▸ **Work to be completed**
Among the entries below, find the lines with "issue" and copy them.

▸ **Given entries**
----------------

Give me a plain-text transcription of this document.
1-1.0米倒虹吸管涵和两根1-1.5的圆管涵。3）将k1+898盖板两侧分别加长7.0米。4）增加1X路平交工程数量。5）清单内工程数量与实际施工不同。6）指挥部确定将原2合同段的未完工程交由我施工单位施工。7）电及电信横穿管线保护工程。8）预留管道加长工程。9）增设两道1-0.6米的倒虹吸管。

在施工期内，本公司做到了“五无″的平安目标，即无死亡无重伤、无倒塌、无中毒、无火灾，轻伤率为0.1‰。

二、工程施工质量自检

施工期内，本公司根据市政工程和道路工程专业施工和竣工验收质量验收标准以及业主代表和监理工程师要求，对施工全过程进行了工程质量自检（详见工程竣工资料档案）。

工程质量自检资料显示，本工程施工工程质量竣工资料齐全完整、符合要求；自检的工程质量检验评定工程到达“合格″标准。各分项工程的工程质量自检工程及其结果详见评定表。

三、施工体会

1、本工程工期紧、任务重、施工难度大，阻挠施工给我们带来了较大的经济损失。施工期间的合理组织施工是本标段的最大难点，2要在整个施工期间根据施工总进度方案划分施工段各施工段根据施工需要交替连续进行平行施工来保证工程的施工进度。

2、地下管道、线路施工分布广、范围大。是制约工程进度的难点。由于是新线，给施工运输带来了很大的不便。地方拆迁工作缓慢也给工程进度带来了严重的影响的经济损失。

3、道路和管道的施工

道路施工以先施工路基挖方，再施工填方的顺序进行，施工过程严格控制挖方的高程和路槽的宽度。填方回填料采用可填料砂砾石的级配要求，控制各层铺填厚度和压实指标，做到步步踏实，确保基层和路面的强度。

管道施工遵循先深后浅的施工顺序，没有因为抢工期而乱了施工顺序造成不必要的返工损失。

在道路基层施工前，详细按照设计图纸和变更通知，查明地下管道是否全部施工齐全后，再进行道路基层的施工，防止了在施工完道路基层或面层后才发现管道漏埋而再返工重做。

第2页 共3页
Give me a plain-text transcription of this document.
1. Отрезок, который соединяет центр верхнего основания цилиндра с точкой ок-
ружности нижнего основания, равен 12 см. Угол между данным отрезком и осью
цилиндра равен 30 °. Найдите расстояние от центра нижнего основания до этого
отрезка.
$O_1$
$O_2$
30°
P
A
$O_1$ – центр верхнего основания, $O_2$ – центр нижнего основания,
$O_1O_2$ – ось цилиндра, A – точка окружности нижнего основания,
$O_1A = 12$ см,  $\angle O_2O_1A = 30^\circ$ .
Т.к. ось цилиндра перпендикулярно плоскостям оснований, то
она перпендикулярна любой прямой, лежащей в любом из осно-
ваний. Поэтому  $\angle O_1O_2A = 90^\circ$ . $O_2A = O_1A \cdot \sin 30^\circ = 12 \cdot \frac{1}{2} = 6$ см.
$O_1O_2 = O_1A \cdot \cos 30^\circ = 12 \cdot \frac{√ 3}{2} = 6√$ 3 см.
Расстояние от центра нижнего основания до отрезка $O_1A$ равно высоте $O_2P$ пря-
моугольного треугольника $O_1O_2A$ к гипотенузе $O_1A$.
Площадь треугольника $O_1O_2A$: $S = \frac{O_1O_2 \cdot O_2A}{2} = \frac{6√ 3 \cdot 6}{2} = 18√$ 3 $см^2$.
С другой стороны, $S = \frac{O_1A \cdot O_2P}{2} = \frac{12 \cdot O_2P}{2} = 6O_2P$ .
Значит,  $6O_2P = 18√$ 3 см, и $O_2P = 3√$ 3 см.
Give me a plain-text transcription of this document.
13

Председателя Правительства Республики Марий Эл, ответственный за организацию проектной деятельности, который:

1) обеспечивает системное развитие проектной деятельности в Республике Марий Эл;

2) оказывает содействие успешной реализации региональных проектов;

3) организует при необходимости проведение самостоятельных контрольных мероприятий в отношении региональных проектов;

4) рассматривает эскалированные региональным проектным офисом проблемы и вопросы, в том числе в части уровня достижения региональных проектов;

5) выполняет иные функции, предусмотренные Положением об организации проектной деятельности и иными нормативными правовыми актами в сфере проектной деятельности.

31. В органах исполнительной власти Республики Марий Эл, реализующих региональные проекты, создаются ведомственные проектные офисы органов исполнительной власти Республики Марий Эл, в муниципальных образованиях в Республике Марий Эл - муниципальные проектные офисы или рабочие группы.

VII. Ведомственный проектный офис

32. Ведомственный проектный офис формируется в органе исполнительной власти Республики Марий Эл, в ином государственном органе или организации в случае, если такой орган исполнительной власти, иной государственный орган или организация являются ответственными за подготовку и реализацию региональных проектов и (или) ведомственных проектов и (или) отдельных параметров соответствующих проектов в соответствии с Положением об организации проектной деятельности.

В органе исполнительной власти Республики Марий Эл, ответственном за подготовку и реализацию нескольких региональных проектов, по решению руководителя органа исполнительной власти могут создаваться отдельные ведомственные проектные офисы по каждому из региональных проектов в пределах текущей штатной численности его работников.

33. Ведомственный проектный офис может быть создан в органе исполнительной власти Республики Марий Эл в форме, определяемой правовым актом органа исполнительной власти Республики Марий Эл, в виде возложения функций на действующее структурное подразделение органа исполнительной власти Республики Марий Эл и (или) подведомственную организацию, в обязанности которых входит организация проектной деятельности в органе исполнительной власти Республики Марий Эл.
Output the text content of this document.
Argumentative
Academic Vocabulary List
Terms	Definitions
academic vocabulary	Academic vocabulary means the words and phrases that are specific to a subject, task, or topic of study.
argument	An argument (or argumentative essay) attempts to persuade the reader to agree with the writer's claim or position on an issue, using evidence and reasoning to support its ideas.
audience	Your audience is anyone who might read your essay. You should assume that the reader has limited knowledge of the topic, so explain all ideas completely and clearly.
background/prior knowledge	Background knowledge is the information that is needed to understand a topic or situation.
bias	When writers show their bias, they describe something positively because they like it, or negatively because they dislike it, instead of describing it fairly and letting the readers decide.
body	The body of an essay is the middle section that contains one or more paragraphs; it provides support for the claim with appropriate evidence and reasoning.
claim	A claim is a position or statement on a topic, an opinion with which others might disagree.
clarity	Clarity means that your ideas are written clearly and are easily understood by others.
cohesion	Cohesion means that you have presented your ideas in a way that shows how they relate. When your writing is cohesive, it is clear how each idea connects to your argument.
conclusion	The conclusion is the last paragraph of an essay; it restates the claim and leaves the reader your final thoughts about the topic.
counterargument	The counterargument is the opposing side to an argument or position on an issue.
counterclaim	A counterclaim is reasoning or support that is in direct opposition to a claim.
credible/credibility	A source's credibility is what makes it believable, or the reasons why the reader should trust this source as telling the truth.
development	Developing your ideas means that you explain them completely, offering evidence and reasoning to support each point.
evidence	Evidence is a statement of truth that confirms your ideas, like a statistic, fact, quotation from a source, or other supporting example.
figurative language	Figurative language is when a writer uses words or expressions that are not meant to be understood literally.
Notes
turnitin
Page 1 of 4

----------------

▸ **Written response**
argument	An argument (or argumentative essay) attempts to persuade the reader to agree with the writer's claim or position on an issue, using evidence and reasoning to support its ideas.
counterargument	The counterargument is the opposing side to an argument or position on an issue.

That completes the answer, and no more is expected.